[WHAT THIS TASK INVOLVES]
Starting with the line that contains "Transcribe the text in this document.", reproduce each line through the end of the entries exactly as written.

[DATA]

— start —

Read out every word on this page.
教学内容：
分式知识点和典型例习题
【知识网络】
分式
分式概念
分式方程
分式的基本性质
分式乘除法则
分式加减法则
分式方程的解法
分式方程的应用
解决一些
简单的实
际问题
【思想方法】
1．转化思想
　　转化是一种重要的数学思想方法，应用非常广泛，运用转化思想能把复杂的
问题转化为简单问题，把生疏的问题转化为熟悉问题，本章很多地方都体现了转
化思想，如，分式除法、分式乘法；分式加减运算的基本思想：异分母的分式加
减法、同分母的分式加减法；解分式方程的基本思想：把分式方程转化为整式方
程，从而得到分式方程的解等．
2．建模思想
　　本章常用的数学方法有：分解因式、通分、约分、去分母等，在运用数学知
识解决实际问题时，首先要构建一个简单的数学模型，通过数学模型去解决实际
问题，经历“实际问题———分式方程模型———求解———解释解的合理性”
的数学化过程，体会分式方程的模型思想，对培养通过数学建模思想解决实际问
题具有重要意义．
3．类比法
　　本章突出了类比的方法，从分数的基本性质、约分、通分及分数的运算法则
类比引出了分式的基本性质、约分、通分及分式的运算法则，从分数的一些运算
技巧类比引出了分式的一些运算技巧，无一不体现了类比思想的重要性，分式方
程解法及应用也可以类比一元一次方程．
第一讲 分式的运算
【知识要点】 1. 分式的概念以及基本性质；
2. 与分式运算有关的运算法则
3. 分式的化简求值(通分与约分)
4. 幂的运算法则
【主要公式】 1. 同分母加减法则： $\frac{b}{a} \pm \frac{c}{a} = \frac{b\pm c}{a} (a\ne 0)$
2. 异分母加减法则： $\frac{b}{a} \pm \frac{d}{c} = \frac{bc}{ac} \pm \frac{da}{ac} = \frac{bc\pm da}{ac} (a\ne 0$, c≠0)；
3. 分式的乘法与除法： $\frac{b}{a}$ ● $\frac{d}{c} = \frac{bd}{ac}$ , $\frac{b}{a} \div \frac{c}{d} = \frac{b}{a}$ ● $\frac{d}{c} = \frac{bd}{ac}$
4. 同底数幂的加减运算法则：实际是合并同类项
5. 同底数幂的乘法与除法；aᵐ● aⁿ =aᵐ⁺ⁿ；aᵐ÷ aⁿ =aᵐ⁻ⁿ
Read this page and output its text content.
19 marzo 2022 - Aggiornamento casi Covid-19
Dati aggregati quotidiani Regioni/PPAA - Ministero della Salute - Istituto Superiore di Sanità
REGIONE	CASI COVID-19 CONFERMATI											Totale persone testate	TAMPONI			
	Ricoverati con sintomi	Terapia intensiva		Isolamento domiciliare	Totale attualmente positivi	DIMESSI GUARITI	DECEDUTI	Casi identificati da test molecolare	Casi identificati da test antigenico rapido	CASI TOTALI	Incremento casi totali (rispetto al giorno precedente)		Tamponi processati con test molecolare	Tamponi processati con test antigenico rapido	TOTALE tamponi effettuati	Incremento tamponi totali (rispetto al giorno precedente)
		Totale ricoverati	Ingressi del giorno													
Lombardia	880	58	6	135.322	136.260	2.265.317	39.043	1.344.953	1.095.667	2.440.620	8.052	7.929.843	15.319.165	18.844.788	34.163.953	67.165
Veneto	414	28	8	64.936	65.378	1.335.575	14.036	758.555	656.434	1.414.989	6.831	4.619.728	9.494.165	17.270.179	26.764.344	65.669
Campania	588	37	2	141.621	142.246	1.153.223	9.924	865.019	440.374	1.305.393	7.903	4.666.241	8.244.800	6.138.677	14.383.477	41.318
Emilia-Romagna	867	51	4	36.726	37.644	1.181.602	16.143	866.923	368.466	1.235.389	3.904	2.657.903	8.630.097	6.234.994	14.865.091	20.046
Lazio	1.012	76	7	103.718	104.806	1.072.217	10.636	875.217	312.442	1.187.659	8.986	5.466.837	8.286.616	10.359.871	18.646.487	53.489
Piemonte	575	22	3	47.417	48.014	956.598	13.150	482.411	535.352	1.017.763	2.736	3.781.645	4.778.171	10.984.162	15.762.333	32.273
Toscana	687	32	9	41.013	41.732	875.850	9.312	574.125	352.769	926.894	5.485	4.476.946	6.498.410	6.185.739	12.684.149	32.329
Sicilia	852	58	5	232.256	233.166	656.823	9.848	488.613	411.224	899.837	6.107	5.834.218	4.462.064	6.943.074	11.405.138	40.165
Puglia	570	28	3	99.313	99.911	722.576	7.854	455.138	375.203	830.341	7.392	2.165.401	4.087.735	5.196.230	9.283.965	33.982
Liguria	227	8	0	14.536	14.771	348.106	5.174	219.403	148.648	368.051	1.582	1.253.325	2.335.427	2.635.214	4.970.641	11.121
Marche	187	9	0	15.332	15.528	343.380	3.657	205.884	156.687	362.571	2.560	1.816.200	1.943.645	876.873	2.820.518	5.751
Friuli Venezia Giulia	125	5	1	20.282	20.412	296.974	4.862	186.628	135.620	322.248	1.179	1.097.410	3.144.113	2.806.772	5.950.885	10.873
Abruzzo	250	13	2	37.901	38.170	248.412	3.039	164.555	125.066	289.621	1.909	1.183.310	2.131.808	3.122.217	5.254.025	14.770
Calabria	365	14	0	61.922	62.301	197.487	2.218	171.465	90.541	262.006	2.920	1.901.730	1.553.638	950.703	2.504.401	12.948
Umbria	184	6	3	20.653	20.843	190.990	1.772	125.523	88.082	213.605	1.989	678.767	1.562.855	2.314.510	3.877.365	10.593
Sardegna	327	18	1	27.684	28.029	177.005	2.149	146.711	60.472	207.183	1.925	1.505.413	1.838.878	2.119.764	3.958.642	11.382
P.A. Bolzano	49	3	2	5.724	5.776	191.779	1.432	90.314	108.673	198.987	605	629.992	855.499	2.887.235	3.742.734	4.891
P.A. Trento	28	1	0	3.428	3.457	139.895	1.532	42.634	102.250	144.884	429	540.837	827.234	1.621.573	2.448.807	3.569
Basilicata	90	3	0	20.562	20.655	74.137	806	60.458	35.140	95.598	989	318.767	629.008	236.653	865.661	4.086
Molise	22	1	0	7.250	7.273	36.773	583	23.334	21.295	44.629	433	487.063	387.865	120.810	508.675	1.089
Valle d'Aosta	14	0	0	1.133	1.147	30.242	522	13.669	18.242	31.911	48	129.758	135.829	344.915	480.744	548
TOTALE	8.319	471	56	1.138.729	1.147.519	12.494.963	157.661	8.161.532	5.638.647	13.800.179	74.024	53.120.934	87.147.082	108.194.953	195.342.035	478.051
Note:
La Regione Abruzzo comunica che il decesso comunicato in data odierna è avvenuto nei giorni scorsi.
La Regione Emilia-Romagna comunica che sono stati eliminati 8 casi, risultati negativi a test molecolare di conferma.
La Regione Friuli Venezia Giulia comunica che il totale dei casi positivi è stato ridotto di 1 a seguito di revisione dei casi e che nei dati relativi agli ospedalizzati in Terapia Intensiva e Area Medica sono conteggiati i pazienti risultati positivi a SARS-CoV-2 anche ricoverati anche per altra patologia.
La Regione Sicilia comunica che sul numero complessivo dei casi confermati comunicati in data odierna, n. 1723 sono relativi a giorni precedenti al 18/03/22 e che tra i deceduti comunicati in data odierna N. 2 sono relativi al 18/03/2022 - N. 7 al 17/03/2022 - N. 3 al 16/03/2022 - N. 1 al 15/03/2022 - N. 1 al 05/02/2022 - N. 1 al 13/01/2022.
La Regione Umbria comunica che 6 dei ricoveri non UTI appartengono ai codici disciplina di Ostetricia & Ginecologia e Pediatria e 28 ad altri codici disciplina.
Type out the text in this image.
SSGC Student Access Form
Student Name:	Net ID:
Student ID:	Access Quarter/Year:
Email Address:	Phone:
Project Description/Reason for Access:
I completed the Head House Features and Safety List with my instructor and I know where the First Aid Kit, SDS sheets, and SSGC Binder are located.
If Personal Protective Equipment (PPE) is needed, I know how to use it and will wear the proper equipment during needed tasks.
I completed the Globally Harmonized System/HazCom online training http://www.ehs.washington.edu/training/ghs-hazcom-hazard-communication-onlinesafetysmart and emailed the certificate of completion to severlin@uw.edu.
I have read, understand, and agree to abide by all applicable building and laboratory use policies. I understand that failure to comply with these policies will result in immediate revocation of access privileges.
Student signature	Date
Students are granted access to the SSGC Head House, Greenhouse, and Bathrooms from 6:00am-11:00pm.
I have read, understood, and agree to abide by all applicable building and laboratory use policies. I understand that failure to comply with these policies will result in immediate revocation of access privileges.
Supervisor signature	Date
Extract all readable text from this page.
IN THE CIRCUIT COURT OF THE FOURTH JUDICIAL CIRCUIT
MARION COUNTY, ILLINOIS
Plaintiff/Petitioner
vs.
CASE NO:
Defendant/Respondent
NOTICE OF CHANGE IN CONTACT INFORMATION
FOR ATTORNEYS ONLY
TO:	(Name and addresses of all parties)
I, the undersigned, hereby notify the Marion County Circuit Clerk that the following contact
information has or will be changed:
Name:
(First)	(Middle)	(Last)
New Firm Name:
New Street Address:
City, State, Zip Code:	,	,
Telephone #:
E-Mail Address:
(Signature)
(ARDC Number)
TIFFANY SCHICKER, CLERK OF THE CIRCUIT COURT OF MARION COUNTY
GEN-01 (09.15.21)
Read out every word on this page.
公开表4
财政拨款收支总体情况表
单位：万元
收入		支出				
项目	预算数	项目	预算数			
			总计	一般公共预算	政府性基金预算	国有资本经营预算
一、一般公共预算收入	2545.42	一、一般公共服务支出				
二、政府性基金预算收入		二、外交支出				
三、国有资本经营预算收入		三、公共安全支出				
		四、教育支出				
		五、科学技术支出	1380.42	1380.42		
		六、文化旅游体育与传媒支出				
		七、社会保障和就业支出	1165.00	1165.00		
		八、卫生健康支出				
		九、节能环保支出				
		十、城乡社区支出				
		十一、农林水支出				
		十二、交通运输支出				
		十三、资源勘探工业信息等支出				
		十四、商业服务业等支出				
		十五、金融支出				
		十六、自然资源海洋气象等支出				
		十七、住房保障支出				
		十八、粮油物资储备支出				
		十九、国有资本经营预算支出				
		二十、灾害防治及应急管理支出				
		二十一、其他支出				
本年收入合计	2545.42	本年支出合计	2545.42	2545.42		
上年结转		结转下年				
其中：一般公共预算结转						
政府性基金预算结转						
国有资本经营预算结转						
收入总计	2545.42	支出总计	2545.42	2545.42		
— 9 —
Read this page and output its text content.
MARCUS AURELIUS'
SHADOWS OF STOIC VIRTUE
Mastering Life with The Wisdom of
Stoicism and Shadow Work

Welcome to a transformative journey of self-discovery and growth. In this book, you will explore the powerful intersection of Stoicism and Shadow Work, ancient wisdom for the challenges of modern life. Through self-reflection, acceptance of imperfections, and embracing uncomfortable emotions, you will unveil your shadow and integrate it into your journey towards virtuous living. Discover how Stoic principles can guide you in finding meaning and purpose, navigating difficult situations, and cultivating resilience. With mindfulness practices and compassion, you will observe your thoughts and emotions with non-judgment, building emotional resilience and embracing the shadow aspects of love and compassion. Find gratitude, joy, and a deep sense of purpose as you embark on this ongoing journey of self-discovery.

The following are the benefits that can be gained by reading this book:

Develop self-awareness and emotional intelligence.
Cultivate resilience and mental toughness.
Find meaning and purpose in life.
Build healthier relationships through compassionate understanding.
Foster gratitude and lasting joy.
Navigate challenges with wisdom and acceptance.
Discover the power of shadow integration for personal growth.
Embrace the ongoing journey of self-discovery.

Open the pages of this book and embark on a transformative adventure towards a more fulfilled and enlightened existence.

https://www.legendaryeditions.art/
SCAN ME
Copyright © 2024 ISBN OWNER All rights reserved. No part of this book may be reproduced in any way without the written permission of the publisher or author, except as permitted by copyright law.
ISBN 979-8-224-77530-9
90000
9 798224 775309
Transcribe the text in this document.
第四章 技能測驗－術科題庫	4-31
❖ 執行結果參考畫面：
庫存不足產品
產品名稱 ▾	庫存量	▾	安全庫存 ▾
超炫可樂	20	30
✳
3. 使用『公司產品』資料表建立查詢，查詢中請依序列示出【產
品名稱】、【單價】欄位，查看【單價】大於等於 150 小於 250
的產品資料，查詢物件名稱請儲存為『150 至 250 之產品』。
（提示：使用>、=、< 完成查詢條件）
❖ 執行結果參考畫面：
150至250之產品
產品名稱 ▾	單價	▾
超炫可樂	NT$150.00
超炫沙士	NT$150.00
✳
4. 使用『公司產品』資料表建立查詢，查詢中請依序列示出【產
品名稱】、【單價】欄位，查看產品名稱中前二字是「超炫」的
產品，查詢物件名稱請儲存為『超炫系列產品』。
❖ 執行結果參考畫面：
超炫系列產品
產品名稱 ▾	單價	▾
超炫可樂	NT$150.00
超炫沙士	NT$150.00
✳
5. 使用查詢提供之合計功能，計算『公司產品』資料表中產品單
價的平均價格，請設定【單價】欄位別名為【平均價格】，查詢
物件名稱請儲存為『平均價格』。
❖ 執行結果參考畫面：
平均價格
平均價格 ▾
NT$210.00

— end —

[RESULT]
Transcribe the text in this document.
第四章 技能測驗－術科題庫	4-31
❖ 執行結果參考畫面：
庫存不足產品
產品名稱 ▾	庫存量	▾	安全庫存 ▾
超炫可樂	20	30
✳
3. 使用『公司產品』資料表建立查詢，查詢中請依序列示出【產
品名稱】、【單價】欄位，查看【單價】大於等於 150 小於 250
的產品資料，查詢物件名稱請儲存為『150 至 250 之產品』。
（提示：使用>、=、< 完成查詢條件）
❖ 執行結果參考畫面：
150至250之產品
產品名稱 ▾	單價	▾
超炫可樂	NT$150.00
超炫沙士	NT$150.00
✳
4. 使用『公司產品』資料表建立查詢，查詢中請依序列示出【產
品名稱】、【單價】欄位，查看產品名稱中前二字是「超炫」的
產品，查詢物件名稱請儲存為『超炫系列產品』。
❖ 執行結果參考畫面：
超炫系列產品
產品名稱 ▾	單價	▾
超炫可樂	NT$150.00
超炫沙士	NT$150.00
✳
5. 使用查詢提供之合計功能，計算『公司產品』資料表中產品單
價的平均價格，請設定【單價】欄位別名為【平均價格】，查詢
物件名稱請儲存為『平均價格』。
❖ 執行結果參考畫面：
平均價格
平均價格 ▾
NT$210.00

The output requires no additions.